▸ **What you need to do**
Reproduce all records exactly.

═══ Dataset excerpts

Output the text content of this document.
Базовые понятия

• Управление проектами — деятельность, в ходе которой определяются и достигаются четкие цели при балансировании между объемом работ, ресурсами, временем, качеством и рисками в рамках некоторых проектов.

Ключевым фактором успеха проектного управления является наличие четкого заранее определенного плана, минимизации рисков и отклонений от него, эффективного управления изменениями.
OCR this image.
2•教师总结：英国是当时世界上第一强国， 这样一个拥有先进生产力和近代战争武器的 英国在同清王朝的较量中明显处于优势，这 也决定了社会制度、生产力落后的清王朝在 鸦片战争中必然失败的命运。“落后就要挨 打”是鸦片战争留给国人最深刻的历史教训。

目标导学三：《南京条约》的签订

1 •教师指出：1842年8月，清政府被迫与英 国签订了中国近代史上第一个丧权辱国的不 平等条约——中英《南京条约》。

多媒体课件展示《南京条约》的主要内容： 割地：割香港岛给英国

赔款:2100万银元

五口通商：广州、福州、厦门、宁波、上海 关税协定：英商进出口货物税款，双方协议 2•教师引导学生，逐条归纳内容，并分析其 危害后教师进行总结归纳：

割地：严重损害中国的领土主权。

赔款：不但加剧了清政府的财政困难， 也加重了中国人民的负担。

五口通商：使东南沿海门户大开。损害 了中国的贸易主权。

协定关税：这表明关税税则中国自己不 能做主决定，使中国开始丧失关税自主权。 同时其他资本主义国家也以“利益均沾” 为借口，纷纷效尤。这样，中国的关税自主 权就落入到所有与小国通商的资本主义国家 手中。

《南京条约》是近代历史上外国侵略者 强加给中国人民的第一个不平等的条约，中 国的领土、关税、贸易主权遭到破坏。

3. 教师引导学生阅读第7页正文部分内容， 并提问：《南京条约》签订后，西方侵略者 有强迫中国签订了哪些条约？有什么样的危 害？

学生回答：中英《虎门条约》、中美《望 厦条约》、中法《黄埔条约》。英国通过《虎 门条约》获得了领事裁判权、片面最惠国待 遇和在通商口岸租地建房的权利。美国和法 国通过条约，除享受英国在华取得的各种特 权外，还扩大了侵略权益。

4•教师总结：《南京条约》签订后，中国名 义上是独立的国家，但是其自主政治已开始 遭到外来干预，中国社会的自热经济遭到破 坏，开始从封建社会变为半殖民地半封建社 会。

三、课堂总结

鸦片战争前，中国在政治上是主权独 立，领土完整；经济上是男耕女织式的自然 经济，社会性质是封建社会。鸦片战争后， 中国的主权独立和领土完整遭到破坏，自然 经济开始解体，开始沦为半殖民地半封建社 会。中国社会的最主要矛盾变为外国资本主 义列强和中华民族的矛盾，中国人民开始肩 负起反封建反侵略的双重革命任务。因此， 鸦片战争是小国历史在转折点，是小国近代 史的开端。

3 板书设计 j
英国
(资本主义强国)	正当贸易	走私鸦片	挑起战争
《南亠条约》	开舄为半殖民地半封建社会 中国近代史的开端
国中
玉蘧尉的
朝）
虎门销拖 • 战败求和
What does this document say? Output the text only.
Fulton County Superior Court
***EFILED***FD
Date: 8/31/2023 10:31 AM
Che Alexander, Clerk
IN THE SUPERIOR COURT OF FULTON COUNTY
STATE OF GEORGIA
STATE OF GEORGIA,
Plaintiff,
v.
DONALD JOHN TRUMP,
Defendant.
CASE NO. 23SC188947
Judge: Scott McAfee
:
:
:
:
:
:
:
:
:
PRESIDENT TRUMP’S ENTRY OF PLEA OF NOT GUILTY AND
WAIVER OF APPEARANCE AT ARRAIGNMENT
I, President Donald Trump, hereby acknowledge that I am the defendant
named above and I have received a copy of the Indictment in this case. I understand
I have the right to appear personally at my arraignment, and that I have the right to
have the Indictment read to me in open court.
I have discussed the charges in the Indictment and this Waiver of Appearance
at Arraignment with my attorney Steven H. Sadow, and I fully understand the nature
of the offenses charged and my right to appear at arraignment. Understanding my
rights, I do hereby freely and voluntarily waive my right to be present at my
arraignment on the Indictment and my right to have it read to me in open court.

══════

▸ **Complete response**
Output the text content of this document.
Базовые понятия

• Управление проектами — деятельность, в ходе которой определяются и достигаются четкие цели при балансировании между объемом работ, ресурсами, временем, качеством и рисками в рамках некоторых проектов.

Ключевым фактором успеха проектного управления является наличие четкого заранее определенного плана, минимизации рисков и отклонений от него, эффективного управления изменениями.
OCR this image.
2•教师总结：英国是当时世界上第一强国， 这样一个拥有先进生产力和近代战争武器的 英国在同清王朝的较量中明显处于优势，这 也决定了社会制度、生产力落后的清王朝在 鸦片战争中必然失败的命运。“落后就要挨 打”是鸦片战争留给国人最深刻的历史教训。

目标导学三：《南京条约》的签订

1 •教师指出：1842年8月，清政府被迫与英 国签订了中国近代史上第一个丧权辱国的不 平等条约——中英《南京条约》。

多媒体课件展示《南京条约》的主要内容： 割地：割香港岛给英国

赔款:2100万银元

五口通商：广州、福州、厦门、宁波、上海 关税协定：英商进出口货物税款，双方协议 2•教师引导学生，逐条归纳内容，并分析其 危害后教师进行总结归纳：

割地：严重损害中国的领土主权。

赔款：不但加剧了清政府的财政困难， 也加重了中国人民的负担。

五口通商：使东南沿海门户大开。损害 了中国的贸易主权。

协定关税：这表明关税税则中国自己不 能做主决定，使中国开始丧失关税自主权。 同时其他资本主义国家也以“利益均沾” 为借口，纷纷效尤。这样，中国的关税自主 权就落入到所有与小国通商的资本主义国家 手中。

《南京条约》是近代历史上外国侵略者 强加给中国人民的第一个不平等的条约，中 国的领土、关税、贸易主权遭到破坏。

3. 教师引导学生阅读第7页正文部分内容， 并提问：《南京条约》签订后，西方侵略者 有强迫中国签订了哪些条约？有什么样的危 害？

学生回答：中英《虎门条约》、中美《望 厦条约》、中法《黄埔条约》。英国通过《虎 门条约》获得了领事裁判权、片面最惠国待 遇和在通商口岸租地建房的权利。美国和法 国通过条约，除享受英国在华取得的各种特 权外，还扩大了侵略权益。

4•教师总结：《南京条约》签订后，中国名 义上是独立的国家，但是其自主政治已开始 遭到外来干预，中国社会的自热经济遭到破 坏，开始从封建社会变为半殖民地半封建社 会。

三、课堂总结

鸦片战争前，中国在政治上是主权独 立，领土完整；经济上是男耕女织式的自然 经济，社会性质是封建社会。鸦片战争后， 中国的主权独立和领土完整遭到破坏，自然 经济开始解体，开始沦为半殖民地半封建社 会。中国社会的最主要矛盾变为外国资本主 义列强和中华民族的矛盾，中国人民开始肩 负起反封建反侵略的双重革命任务。因此， 鸦片战争是小国历史在转折点，是小国近代 史的开端。

3 板书设计 j
英国
(资本主义强国)	正当贸易	走私鸦片	挑起战争
《南亠条约》	开舄为半殖民地半封建社会 中国近代史的开端
国中
玉蘧尉的
朝）
虎门销拖 • 战败求和
What does this document say? Output the text only.
Fulton County Superior Court
***EFILED***FD
Date: 8/31/2023 10:31 AM
Che Alexander, Clerk
IN THE SUPERIOR COURT OF FULTON COUNTY
STATE OF GEORGIA
STATE OF GEORGIA,
Plaintiff,
v.
DONALD JOHN TRUMP,
Defendant.
CASE NO. 23SC188947
Judge: Scott McAfee
:
:
:
:
:
:
:
:
:
PRESIDENT TRUMP’S ENTRY OF PLEA OF NOT GUILTY AND
WAIVER OF APPEARANCE AT ARRAIGNMENT
I, President Donald Trump, hereby acknowledge that I am the defendant
named above and I have received a copy of the Indictment in this case. I understand
I have the right to appear personally at my arraignment, and that I have the right to
have the Indictment read to me in open court.
I have discussed the charges in the Indictment and this Waiver of Appearance
at Arraignment with my attorney Steven H. Sadow, and I fully understand the nature
of the offenses charged and my right to appear at arraignment. Understanding my
rights, I do hereby freely and voluntarily waive my right to be present at my
arraignment on the Indictment and my right to have it read to me in open court.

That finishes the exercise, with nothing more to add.